Data to process:
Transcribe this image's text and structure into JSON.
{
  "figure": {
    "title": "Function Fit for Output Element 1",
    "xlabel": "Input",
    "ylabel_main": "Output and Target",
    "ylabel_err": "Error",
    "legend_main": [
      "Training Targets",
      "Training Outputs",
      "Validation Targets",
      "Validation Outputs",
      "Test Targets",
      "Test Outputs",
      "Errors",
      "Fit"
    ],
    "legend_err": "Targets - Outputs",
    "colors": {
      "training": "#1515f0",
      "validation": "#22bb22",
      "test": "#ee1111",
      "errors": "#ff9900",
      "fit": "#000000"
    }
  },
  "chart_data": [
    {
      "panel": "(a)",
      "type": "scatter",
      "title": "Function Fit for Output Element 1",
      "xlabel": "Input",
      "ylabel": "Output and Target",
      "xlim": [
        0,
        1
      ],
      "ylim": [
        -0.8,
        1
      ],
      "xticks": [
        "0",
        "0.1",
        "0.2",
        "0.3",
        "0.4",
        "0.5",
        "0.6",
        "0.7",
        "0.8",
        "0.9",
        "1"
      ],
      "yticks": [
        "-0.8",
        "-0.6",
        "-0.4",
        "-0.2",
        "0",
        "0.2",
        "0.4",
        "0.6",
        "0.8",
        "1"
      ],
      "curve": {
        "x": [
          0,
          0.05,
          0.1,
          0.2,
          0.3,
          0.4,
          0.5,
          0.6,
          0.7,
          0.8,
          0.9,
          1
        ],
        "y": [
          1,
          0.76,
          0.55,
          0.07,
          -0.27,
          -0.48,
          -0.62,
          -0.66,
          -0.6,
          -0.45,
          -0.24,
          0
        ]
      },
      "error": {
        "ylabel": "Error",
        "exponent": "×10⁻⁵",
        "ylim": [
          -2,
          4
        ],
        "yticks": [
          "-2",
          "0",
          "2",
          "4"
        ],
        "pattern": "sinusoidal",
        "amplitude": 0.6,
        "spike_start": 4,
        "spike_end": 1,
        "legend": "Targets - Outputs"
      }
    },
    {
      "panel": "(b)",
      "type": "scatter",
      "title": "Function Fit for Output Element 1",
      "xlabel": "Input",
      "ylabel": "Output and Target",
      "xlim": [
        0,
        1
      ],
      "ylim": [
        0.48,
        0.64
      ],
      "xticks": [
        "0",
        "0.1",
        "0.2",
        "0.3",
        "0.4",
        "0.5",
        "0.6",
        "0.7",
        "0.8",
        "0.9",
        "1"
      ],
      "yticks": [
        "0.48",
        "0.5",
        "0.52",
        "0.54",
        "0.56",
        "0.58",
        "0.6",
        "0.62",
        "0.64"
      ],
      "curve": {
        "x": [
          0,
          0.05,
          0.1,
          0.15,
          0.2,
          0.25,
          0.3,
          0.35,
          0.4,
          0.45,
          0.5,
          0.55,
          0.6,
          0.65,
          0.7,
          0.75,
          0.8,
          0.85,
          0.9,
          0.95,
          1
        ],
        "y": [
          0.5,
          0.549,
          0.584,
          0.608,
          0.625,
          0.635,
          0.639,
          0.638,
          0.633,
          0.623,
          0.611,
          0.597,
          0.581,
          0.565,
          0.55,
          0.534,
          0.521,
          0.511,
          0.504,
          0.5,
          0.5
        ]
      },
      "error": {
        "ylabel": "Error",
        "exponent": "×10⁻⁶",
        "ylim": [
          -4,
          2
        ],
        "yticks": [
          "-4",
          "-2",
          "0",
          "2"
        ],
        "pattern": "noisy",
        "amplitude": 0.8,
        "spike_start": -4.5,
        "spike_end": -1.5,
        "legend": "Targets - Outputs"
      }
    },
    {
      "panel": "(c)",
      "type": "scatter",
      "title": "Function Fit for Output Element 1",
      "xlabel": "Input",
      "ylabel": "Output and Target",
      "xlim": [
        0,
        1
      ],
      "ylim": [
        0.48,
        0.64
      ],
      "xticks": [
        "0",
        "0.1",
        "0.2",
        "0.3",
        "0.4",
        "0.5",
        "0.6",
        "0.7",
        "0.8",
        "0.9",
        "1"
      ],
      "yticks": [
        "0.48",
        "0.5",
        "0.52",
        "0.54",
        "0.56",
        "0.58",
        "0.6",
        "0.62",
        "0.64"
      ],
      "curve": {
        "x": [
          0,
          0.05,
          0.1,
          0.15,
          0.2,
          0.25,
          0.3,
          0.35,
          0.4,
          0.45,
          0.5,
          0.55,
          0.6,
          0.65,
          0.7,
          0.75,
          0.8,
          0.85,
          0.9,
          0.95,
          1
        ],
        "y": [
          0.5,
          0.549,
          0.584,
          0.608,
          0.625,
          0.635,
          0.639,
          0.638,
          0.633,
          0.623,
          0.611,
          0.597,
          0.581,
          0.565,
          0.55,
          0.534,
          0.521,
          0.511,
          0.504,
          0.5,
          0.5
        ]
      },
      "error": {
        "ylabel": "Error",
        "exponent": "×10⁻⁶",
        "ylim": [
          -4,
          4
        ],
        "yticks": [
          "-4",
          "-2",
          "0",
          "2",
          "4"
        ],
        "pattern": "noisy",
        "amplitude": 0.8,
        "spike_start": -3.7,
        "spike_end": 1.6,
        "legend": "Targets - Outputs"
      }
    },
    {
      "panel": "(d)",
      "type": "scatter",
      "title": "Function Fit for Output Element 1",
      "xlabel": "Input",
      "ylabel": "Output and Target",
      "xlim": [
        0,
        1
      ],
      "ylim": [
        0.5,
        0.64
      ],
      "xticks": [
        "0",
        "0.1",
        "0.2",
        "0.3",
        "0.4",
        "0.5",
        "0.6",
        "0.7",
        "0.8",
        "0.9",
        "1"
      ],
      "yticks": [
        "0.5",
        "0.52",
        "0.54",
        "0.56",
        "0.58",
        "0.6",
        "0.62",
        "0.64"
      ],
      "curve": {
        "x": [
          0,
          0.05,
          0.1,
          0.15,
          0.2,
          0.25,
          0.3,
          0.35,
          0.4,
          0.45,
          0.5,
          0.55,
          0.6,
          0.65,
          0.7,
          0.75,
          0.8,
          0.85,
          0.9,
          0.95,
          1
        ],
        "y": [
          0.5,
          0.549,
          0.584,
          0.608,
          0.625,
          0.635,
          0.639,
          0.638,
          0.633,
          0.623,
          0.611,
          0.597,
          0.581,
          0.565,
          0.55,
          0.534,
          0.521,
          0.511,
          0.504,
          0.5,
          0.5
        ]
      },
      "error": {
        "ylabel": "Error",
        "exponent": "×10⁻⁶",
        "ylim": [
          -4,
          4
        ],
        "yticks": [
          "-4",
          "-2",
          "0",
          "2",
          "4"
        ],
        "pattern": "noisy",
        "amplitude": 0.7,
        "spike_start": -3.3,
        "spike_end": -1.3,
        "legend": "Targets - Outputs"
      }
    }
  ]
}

Requirements:
Repeat the entries above exactly, leaving nothing out.

Solution to the exercise:
Transcribe this image's text and structure into JSON.
{
  "figure": {
    "title": "Function Fit for Output Element 1",
    "xlabel": "Input",
    "ylabel_main": "Output and Target",
    "ylabel_err": "Error",
    "legend_main": [
      "Training Targets",
      "Training Outputs",
      "Validation Targets",
      "Validation Outputs",
      "Test Targets",
      "Test Outputs",
      "Errors",
      "Fit"
    ],
    "legend_err": "Targets - Outputs",
    "colors": {
      "training": "#1515f0",
      "validation": "#22bb22",
      "test": "#ee1111",
      "errors": "#ff9900",
      "fit": "#000000"
    }
  },
  "chart_data": [
    {
      "panel": "(a)",
      "type": "scatter",
      "title": "Function Fit for Output Element 1",
      "xlabel": "Input",
      "ylabel": "Output and Target",
      "xlim": [
        0,
        1
      ],
      "ylim": [
        -0.8,
        1
      ],
      "xticks": [
        "0",
        "0.1",
        "0.2",
        "0.3",
        "0.4",
        "0.5",
        "0.6",
        "0.7",
        "0.8",
        "0.9",
        "1"
      ],
      "yticks": [
        "-0.8",
        "-0.6",
        "-0.4",
        "-0.2",
        "0",
        "0.2",
        "0.4",
        "0.6",
        "0.8",
        "1"
      ],
      "curve": {
        "x": [
          0,
          0.05,
          0.1,
          0.2,
          0.3,
          0.4,
          0.5,
          0.6,
          0.7,
          0.8,
          0.9,
          1
        ],
        "y": [
          1,
          0.76,
          0.55,
          0.07,
          -0.27,
          -0.48,
          -0.62,
          -0.66,
          -0.6,
          -0.45,
          -0.24,
          0
        ]
      },
      "error": {
        "ylabel": "Error",
        "exponent": "×10⁻⁵",
        "ylim": [
          -2,
          4
        ],
        "yticks": [
          "-2",
          "0",
          "2",
          "4"
        ],
        "pattern": "sinusoidal",
        "amplitude": 0.6,
        "spike_start": 4,
        "spike_end": 1,
        "legend": "Targets - Outputs"
      }
    },
    {
      "panel": "(b)",
      "type": "scatter",
      "title": "Function Fit for Output Element 1",
      "xlabel": "Input",
      "ylabel": "Output and Target",
      "xlim": [
        0,
        1
      ],
      "ylim": [
        0.48,
        0.64
      ],
      "xticks": [
        "0",
        "0.1",
        "0.2",
        "0.3",
        "0.4",
        "0.5",
        "0.6",
        "0.7",
        "0.8",
        "0.9",
        "1"
      ],
      "yticks": [
        "0.48",
        "0.5",
        "0.52",
        "0.54",
        "0.56",
        "0.58",
        "0.6",
        "0.62",
        "0.64"
      ],
      "curve": {
        "x": [
          0,
          0.05,
          0.1,
          0.15,
          0.2,
          0.25,
          0.3,
          0.35,
          0.4,
          0.45,
          0.5,
          0.55,
          0.6,
          0.65,
          0.7,
          0.75,
          0.8,
          0.85,
          0.9,
          0.95,
          1
        ],
        "y": [
          0.5,
          0.549,
          0.584,
          0.608,
          0.625,
          0.635,
          0.639,
          0.638,
          0.633,
          0.623,
          0.611,
          0.597,
          0.581,
          0.565,
          0.55,
          0.534,
          0.521,
          0.511,
          0.504,
          0.5,
          0.5
        ]
      },
      "error": {
        "ylabel": "Error",
        "exponent": "×10⁻⁶",
        "ylim": [
          -4,
          2
        ],
        "yticks": [
          "-4",
          "-2",
          "0",
          "2"
        ],
        "pattern": "noisy",
        "amplitude": 0.8,
        "spike_start": -4.5,
        "spike_end": -1.5,
        "legend": "Targets - Outputs"
      }
    },
    {
      "panel": "(c)",
      "type": "scatter",
      "title": "Function Fit for Output Element 1",
      "xlabel": "Input",
      "ylabel": "Output and Target",
      "xlim": [
        0,
        1
      ],
      "ylim": [
        0.48,
        0.64
      ],
      "xticks": [
        "0",
        "0.1",
        "0.2",
        "0.3",
        "0.4",
        "0.5",
        "0.6",
        "0.7",
        "0.8",
        "0.9",
        "1"
      ],
      "yticks": [
        "0.48",
        "0.5",
        "0.52",
        "0.54",
        "0.56",
        "0.58",
        "0.6",
        "0.62",
        "0.64"
      ],
      "curve": {
        "x": [
          0,
          0.05,
          0.1,
          0.15,
          0.2,
          0.25,
          0.3,
          0.35,
          0.4,
          0.45,
          0.5,
          0.55,
          0.6,
          0.65,
          0.7,
          0.75,
          0.8,
          0.85,
          0.9,
          0.95,
          1
        ],
        "y": [
          0.5,
          0.549,
          0.584,
          0.608,
          0.625,
          0.635,
          0.639,
          0.638,
          0.633,
          0.623,
          0.611,
          0.597,
          0.581,
          0.565,
          0.55,
          0.534,
          0.521,
          0.511,
          0.504,
          0.5,
          0.5
        ]
      },
      "error": {
        "ylabel": "Error",
        "exponent": "×10⁻⁶",
        "ylim": [
          -4,
          4
        ],
        "yticks": [
          "-4",
          "-2",
          "0",
          "2",
          "4"
        ],
        "pattern": "noisy",
        "amplitude": 0.8,
        "spike_start": -3.7,
        "spike_end": 1.6,
        "legend": "Targets - Outputs"
      }
    },
    {
      "panel": "(d)",
      "type": "scatter",
      "title": "Function Fit for Output Element 1",
      "xlabel": "Input",
      "ylabel": "Output and Target",
      "xlim": [
        0,
        1
      ],
      "ylim": [
        0.5,
        0.64
      ],
      "xticks": [
        "0",
        "0.1",
        "0.2",
        "0.3",
        "0.4",
        "0.5",
        "0.6",
        "0.7",
        "0.8",
        "0.9",
        "1"
      ],
      "yticks": [
        "0.5",
        "0.52",
        "0.54",
        "0.56",
        "0.58",
        "0.6",
        "0.62",
        "0.64"
      ],
      "curve": {
        "x": [
          0,
          0.05,
          0.1,
          0.15,
          0.2,
          0.25,
          0.3,
          0.35,
          0.4,
          0.45,
          0.5,
          0.55,
          0.6,
          0.65,
          0.7,
          0.75,
          0.8,
          0.85,
          0.9,
          0.95,
          1
        ],
        "y": [
          0.5,
          0.549,
          0.584,
          0.608,
          0.625,
          0.635,
          0.639,
          0.638,
          0.633,
          0.623,
          0.611,
          0.597,
          0.581,
          0.565,
          0.55,
          0.534,
          0.521,
          0.511,
          0.504,
          0.5,
          0.5
        ]
      },
      "error": {
        "ylabel": "Error",
        "exponent": "×10⁻⁶",
        "ylim": [
          -4,
          4
        ],
        "yticks": [
          "-4",
          "-2",
          "0",
          "2",
          "4"
        ],
        "pattern": "noisy",
        "amplitude": 0.7,
        "spike_start": -3.3,
        "spike_end": -1.3,
        "legend": "Targets - Outputs"
      }
    }
  ]
}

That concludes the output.